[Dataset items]
__________________________________________________
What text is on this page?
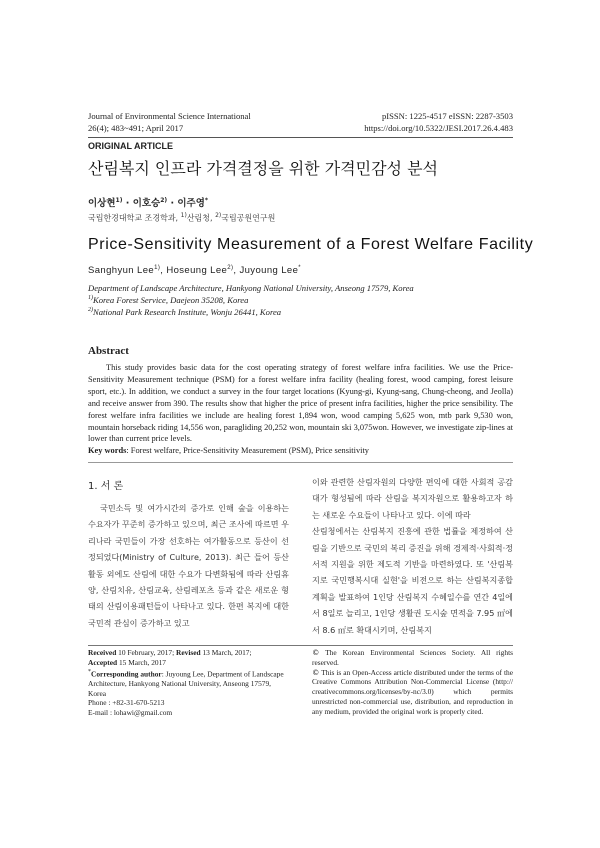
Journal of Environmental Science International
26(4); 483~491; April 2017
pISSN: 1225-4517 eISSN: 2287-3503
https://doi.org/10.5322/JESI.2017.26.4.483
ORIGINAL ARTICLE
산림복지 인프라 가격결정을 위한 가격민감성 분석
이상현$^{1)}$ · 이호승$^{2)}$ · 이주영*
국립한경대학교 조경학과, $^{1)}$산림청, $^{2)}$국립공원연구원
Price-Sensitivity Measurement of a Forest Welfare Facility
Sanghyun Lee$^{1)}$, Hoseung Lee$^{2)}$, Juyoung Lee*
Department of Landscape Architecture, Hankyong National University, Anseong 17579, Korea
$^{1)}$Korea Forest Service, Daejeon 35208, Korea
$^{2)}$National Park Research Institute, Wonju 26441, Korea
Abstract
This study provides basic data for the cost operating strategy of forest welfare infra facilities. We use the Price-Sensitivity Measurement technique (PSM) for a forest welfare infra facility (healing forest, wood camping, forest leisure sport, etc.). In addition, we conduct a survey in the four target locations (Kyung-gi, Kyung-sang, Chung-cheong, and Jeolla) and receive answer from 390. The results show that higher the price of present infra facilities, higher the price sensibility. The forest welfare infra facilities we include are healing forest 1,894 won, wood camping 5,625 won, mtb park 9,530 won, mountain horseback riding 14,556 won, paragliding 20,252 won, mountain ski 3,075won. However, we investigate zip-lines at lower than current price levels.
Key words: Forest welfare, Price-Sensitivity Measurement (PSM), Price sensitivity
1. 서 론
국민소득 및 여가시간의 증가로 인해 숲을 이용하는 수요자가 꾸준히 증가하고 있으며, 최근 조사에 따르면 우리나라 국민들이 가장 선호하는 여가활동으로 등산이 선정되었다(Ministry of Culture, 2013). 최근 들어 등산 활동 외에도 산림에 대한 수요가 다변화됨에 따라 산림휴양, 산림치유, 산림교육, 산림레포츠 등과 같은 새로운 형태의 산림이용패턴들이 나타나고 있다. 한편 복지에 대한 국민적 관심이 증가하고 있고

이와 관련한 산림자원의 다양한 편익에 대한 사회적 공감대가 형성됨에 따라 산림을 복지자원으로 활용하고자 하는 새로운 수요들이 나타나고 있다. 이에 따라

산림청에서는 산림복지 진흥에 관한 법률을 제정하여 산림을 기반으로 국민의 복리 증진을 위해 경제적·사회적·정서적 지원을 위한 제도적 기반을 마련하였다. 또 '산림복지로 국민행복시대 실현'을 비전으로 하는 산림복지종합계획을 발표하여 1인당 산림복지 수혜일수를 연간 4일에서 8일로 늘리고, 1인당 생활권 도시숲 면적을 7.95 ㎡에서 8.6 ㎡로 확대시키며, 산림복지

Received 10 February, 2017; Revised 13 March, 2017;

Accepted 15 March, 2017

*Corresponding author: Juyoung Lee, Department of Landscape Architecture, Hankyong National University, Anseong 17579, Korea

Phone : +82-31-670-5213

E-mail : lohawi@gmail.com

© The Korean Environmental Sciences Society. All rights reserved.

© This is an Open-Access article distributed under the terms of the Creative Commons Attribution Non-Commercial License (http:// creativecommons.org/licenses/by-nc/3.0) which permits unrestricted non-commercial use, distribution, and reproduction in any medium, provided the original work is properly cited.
__________________________________________________
**WHAT IS EXPECTED**:
Make an exact copy of all entries above, dropping the images.

**RESULT**:
What text is on this page?
Journal of Environmental Science International
26(4); 483~491; April 2017
pISSN: 1225-4517 eISSN: 2287-3503
https://doi.org/10.5322/JESI.2017.26.4.483
ORIGINAL ARTICLE
산림복지 인프라 가격결정을 위한 가격민감성 분석
이상현$^{1)}$ · 이호승$^{2)}$ · 이주영*
국립한경대학교 조경학과, $^{1)}$산림청, $^{2)}$국립공원연구원
Price-Sensitivity Measurement of a Forest Welfare Facility
Sanghyun Lee$^{1)}$, Hoseung Lee$^{2)}$, Juyoung Lee*
Department of Landscape Architecture, Hankyong National University, Anseong 17579, Korea
$^{1)}$Korea Forest Service, Daejeon 35208, Korea
$^{2)}$National Park Research Institute, Wonju 26441, Korea
Abstract
This study provides basic data for the cost operating strategy of forest welfare infra facilities. We use the Price-Sensitivity Measurement technique (PSM) for a forest welfare infra facility (healing forest, wood camping, forest leisure sport, etc.). In addition, we conduct a survey in the four target locations (Kyung-gi, Kyung-sang, Chung-cheong, and Jeolla) and receive answer from 390. The results show that higher the price of present infra facilities, higher the price sensibility. The forest welfare infra facilities we include are healing forest 1,894 won, wood camping 5,625 won, mtb park 9,530 won, mountain horseback riding 14,556 won, paragliding 20,252 won, mountain ski 3,075won. However, we investigate zip-lines at lower than current price levels.
Key words: Forest welfare, Price-Sensitivity Measurement (PSM), Price sensitivity
1. 서 론
국민소득 및 여가시간의 증가로 인해 숲을 이용하는 수요자가 꾸준히 증가하고 있으며, 최근 조사에 따르면 우리나라 국민들이 가장 선호하는 여가활동으로 등산이 선정되었다(Ministry of Culture, 2013). 최근 들어 등산 활동 외에도 산림에 대한 수요가 다변화됨에 따라 산림휴양, 산림치유, 산림교육, 산림레포츠 등과 같은 새로운 형태의 산림이용패턴들이 나타나고 있다. 한편 복지에 대한 국민적 관심이 증가하고 있고

이와 관련한 산림자원의 다양한 편익에 대한 사회적 공감대가 형성됨에 따라 산림을 복지자원으로 활용하고자 하는 새로운 수요들이 나타나고 있다. 이에 따라

산림청에서는 산림복지 진흥에 관한 법률을 제정하여 산림을 기반으로 국민의 복리 증진을 위해 경제적·사회적·정서적 지원을 위한 제도적 기반을 마련하였다. 또 '산림복지로 국민행복시대 실현'을 비전으로 하는 산림복지종합계획을 발표하여 1인당 산림복지 수혜일수를 연간 4일에서 8일로 늘리고, 1인당 생활권 도시숲 면적을 7.95 ㎡에서 8.6 ㎡로 확대시키며, 산림복지

Received 10 February, 2017; Revised 13 March, 2017;

Accepted 15 March, 2017

*Corresponding author: Juyoung Lee, Department of Landscape Architecture, Hankyong National University, Anseong 17579, Korea

Phone : +82-31-670-5213

E-mail : lohawi@gmail.com

© The Korean Environmental Sciences Society. All rights reserved.

© This is an Open-Access article distributed under the terms of the Creative Commons Attribution Non-Commercial License (http:// creativecommons.org/licenses/by-nc/3.0) which permits unrestricted non-commercial use, distribution, and reproduction in any medium, provided the original work is properly cited.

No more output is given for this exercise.